▶ _THE TASK_:
Give the entries again, word for word.

▶ _RECORD LIST_:
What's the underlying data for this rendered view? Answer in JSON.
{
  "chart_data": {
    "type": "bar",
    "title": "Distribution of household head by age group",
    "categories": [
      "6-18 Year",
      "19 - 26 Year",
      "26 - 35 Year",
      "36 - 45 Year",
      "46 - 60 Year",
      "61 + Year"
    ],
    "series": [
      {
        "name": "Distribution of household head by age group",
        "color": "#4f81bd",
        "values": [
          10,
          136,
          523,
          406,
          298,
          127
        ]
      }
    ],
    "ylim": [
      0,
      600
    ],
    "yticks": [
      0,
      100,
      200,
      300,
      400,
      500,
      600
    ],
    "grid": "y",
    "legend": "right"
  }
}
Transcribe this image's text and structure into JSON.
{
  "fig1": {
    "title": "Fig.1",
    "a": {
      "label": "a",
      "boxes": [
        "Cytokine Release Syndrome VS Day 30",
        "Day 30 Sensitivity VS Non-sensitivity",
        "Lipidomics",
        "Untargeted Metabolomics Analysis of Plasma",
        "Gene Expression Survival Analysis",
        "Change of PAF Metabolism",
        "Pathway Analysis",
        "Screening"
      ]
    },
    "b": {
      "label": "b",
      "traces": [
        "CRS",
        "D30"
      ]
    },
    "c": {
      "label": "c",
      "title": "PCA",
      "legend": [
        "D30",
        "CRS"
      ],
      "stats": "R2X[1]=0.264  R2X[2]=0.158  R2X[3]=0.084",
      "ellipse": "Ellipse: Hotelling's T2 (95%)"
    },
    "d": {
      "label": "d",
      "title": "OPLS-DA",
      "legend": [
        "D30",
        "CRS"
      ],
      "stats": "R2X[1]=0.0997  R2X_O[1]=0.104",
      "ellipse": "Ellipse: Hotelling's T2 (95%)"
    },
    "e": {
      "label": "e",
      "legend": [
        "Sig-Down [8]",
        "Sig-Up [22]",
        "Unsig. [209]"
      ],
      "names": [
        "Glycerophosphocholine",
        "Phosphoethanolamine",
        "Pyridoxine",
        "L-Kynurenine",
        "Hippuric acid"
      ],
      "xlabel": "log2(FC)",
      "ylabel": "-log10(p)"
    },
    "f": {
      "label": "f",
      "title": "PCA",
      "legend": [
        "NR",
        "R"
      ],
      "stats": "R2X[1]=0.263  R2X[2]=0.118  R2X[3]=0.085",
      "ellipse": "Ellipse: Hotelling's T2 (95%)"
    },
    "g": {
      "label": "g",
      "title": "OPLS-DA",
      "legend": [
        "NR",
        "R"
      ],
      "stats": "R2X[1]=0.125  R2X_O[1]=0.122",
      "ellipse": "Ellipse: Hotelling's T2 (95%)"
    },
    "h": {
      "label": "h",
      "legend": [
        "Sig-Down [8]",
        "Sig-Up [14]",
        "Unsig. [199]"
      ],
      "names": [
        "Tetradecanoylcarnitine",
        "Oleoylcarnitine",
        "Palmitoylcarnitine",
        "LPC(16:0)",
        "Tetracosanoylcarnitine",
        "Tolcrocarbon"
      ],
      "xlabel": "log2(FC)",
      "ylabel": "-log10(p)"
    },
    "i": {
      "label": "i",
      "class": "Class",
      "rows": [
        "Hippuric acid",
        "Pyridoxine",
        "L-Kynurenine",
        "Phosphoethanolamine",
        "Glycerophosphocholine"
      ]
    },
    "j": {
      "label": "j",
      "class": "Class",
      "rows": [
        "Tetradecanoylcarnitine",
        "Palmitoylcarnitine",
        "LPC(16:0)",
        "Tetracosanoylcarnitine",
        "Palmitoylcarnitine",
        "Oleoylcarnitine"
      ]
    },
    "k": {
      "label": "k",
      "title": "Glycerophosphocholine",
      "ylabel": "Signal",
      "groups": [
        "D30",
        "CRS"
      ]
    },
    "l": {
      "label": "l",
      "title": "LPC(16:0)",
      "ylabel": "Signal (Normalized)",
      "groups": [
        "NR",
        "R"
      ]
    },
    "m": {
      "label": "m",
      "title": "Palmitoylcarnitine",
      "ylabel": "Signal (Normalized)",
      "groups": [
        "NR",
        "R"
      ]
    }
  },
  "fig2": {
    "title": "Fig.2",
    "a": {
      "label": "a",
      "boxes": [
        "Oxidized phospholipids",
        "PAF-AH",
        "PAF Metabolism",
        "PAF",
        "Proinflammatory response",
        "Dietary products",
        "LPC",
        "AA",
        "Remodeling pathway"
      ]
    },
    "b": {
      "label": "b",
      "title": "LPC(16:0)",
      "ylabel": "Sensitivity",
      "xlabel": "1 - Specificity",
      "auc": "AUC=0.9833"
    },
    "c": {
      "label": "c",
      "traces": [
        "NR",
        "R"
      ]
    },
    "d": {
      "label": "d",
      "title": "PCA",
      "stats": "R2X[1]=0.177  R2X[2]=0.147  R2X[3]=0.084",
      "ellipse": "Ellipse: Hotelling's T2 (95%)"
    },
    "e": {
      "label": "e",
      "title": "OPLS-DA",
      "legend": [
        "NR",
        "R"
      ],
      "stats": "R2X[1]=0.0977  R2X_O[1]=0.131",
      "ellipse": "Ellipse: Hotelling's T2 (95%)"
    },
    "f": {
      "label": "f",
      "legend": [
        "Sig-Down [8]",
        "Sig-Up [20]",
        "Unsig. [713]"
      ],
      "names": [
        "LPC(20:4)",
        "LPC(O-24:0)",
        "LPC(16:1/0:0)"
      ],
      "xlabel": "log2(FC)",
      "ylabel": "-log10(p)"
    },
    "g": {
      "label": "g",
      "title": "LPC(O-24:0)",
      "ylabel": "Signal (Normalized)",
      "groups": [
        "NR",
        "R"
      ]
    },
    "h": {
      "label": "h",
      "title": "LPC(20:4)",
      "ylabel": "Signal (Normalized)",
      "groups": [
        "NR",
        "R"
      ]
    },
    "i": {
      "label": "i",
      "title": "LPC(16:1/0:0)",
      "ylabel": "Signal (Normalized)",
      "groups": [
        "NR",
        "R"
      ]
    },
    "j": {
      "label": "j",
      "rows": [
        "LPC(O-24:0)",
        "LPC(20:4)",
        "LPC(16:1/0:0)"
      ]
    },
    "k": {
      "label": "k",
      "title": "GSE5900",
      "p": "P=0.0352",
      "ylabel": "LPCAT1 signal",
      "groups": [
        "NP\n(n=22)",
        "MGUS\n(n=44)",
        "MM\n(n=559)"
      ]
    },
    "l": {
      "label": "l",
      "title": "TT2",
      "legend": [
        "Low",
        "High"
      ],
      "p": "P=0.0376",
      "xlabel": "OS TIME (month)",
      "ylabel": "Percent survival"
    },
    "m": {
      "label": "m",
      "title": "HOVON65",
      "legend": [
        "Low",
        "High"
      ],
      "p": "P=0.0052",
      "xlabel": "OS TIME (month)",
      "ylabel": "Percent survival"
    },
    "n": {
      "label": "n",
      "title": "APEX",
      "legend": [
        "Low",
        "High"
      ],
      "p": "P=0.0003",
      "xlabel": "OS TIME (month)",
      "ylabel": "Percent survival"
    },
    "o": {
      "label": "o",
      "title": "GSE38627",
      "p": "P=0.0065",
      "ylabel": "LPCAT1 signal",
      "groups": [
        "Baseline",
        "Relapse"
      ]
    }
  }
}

▶ _SOLUTION TO THIS EXERCISE_:
What's the underlying data for this rendered view? Answer in JSON.
{
  "chart_data": {
    "type": "bar",
    "title": "Distribution of household head by age group",
    "categories": [
      "6-18 Year",
      "19 - 26 Year",
      "26 - 35 Year",
      "36 - 45 Year",
      "46 - 60 Year",
      "61 + Year"
    ],
    "series": [
      {
        "name": "Distribution of household head by age group",
        "color": "#4f81bd",
        "values": [
          10,
          136,
          523,
          406,
          298,
          127
        ]
      }
    ],
    "ylim": [
      0,
      600
    ],
    "yticks": [
      0,
      100,
      200,
      300,
      400,
      500,
      600
    ],
    "grid": "y",
    "legend": "right"
  }
}
Transcribe this image's text and structure into JSON.
{
  "fig1": {
    "title": "Fig.1",
    "a": {
      "label": "a",
      "boxes": [
        "Cytokine Release Syndrome VS Day 30",
        "Day 30 Sensitivity VS Non-sensitivity",
        "Lipidomics",
        "Untargeted Metabolomics Analysis of Plasma",
        "Gene Expression Survival Analysis",
        "Change of PAF Metabolism",
        "Pathway Analysis",
        "Screening"
      ]
    },
    "b": {
      "label": "b",
      "traces": [
        "CRS",
        "D30"
      ]
    },
    "c": {
      "label": "c",
      "title": "PCA",
      "legend": [
        "D30",
        "CRS"
      ],
      "stats": "R2X[1]=0.264  R2X[2]=0.158  R2X[3]=0.084",
      "ellipse": "Ellipse: Hotelling's T2 (95%)"
    },
    "d": {
      "label": "d",
      "title": "OPLS-DA",
      "legend": [
        "D30",
        "CRS"
      ],
      "stats": "R2X[1]=0.0997  R2X_O[1]=0.104",
      "ellipse": "Ellipse: Hotelling's T2 (95%)"
    },
    "e": {
      "label": "e",
      "legend": [
        "Sig-Down [8]",
        "Sig-Up [22]",
        "Unsig. [209]"
      ],
      "names": [
        "Glycerophosphocholine",
        "Phosphoethanolamine",
        "Pyridoxine",
        "L-Kynurenine",
        "Hippuric acid"
      ],
      "xlabel": "log2(FC)",
      "ylabel": "-log10(p)"
    },
    "f": {
      "label": "f",
      "title": "PCA",
      "legend": [
        "NR",
        "R"
      ],
      "stats": "R2X[1]=0.263  R2X[2]=0.118  R2X[3]=0.085",
      "ellipse": "Ellipse: Hotelling's T2 (95%)"
    },
    "g": {
      "label": "g",
      "title": "OPLS-DA",
      "legend": [
        "NR",
        "R"
      ],
      "stats": "R2X[1]=0.125  R2X_O[1]=0.122",
      "ellipse": "Ellipse: Hotelling's T2 (95%)"
    },
    "h": {
      "label": "h",
      "legend": [
        "Sig-Down [8]",
        "Sig-Up [14]",
        "Unsig. [199]"
      ],
      "names": [
        "Tetradecanoylcarnitine",
        "Oleoylcarnitine",
        "Palmitoylcarnitine",
        "LPC(16:0)",
        "Tetracosanoylcarnitine",
        "Tolcrocarbon"
      ],
      "xlabel": "log2(FC)",
      "ylabel": "-log10(p)"
    },
    "i": {
      "label": "i",
      "class": "Class",
      "rows": [
        "Hippuric acid",
        "Pyridoxine",
        "L-Kynurenine",
        "Phosphoethanolamine",
        "Glycerophosphocholine"
      ]
    },
    "j": {
      "label": "j",
      "class": "Class",
      "rows": [
        "Tetradecanoylcarnitine",
        "Palmitoylcarnitine",
        "LPC(16:0)",
        "Tetracosanoylcarnitine",
        "Palmitoylcarnitine",
        "Oleoylcarnitine"
      ]
    },
    "k": {
      "label": "k",
      "title": "Glycerophosphocholine",
      "ylabel": "Signal",
      "groups": [
        "D30",
        "CRS"
      ]
    },
    "l": {
      "label": "l",
      "title": "LPC(16:0)",
      "ylabel": "Signal (Normalized)",
      "groups": [
        "NR",
        "R"
      ]
    },
    "m": {
      "label": "m",
      "title": "Palmitoylcarnitine",
      "ylabel": "Signal (Normalized)",
      "groups": [
        "NR",
        "R"
      ]
    }
  },
  "fig2": {
    "title": "Fig.2",
    "a": {
      "label": "a",
      "boxes": [
        "Oxidized phospholipids",
        "PAF-AH",
        "PAF Metabolism",
        "PAF",
        "Proinflammatory response",
        "Dietary products",
        "LPC",
        "AA",
        "Remodeling pathway"
      ]
    },
    "b": {
      "label": "b",
      "title": "LPC(16:0)",
      "ylabel": "Sensitivity",
      "xlabel": "1 - Specificity",
      "auc": "AUC=0.9833"
    },
    "c": {
      "label": "c",
      "traces": [
        "NR",
        "R"
      ]
    },
    "d": {
      "label": "d",
      "title": "PCA",
      "stats": "R2X[1]=0.177  R2X[2]=0.147  R2X[3]=0.084",
      "ellipse": "Ellipse: Hotelling's T2 (95%)"
    },
    "e": {
      "label": "e",
      "title": "OPLS-DA",
      "legend": [
        "NR",
        "R"
      ],
      "stats": "R2X[1]=0.0977  R2X_O[1]=0.131",
      "ellipse": "Ellipse: Hotelling's T2 (95%)"
    },
    "f": {
      "label": "f",
      "legend": [
        "Sig-Down [8]",
        "Sig-Up [20]",
        "Unsig. [713]"
      ],
      "names": [
        "LPC(20:4)",
        "LPC(O-24:0)",
        "LPC(16:1/0:0)"
      ],
      "xlabel": "log2(FC)",
      "ylabel": "-log10(p)"
    },
    "g": {
      "label": "g",
      "title": "LPC(O-24:0)",
      "ylabel": "Signal (Normalized)",
      "groups": [
        "NR",
        "R"
      ]
    },
    "h": {
      "label": "h",
      "title": "LPC(20:4)",
      "ylabel": "Signal (Normalized)",
      "groups": [
        "NR",
        "R"
      ]
    },
    "i": {
      "label": "i",
      "title": "LPC(16:1/0:0)",
      "ylabel": "Signal (Normalized)",
      "groups": [
        "NR",
        "R"
      ]
    },
    "j": {
      "label": "j",
      "rows": [
        "LPC(O-24:0)",
        "LPC(20:4)",
        "LPC(16:1/0:0)"
      ]
    },
    "k": {
      "label": "k",
      "title": "GSE5900",
      "p": "P=0.0352",
      "ylabel": "LPCAT1 signal",
      "groups": [
        "NP\n(n=22)",
        "MGUS\n(n=44)",
        "MM\n(n=559)"
      ]
    },
    "l": {
      "label": "l",
      "title": "TT2",
      "legend": [
        "Low",
        "High"
      ],
      "p": "P=0.0376",
      "xlabel": "OS TIME (month)",
      "ylabel": "Percent survival"
    },
    "m": {
      "label": "m",
      "title": "HOVON65",
      "legend": [
        "Low",
        "High"
      ],
      "p": "P=0.0052",
      "xlabel": "OS TIME (month)",
      "ylabel": "Percent survival"
    },
    "n": {
      "label": "n",
      "title": "APEX",
      "legend": [
        "Low",
        "High"
      ],
      "p": "P=0.0003",
      "xlabel": "OS TIME (month)",
      "ylabel": "Percent survival"
    },
    "o": {
      "label": "o",
      "title": "GSE38627",
      "p": "P=0.0065",
      "ylabel": "LPCAT1 signal",
      "groups": [
        "Baseline",
        "Relapse"
      ]
    }
  }
}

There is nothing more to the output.